** START Material for this task **
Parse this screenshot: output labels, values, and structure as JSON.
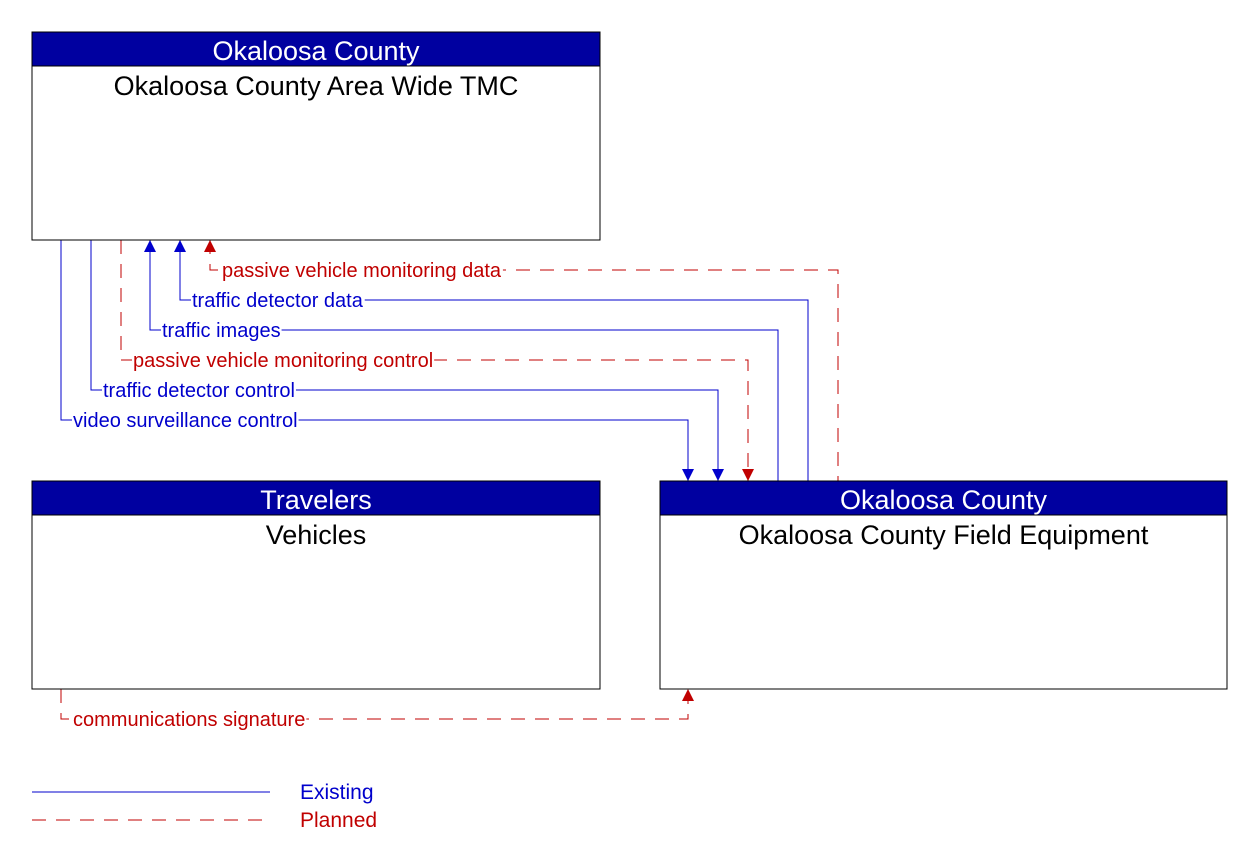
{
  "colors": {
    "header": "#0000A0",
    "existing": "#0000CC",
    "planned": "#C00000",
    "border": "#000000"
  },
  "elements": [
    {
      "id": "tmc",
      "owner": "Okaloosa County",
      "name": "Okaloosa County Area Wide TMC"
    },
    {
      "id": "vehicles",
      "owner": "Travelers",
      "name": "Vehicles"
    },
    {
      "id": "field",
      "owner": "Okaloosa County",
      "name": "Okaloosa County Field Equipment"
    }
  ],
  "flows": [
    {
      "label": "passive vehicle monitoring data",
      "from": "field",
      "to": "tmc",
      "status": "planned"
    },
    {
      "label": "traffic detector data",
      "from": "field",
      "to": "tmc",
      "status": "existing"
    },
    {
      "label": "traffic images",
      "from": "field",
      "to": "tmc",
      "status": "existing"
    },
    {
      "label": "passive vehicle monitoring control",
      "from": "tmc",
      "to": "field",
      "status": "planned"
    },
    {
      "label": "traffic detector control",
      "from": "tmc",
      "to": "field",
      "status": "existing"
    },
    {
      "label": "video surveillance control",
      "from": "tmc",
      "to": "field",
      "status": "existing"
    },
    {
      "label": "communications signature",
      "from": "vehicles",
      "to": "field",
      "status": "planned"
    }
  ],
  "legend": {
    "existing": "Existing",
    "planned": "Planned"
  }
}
** END Material for this task **
### Problem to work on:
Scan the material for lines with the word "County", and copy each line you find.

### Solution:
      "owner": "Okaloosa County",
      "name": "Okaloosa County Area Wide TMC"
      "owner": "Okaloosa County",
      "name": "Okaloosa County Field Equipment"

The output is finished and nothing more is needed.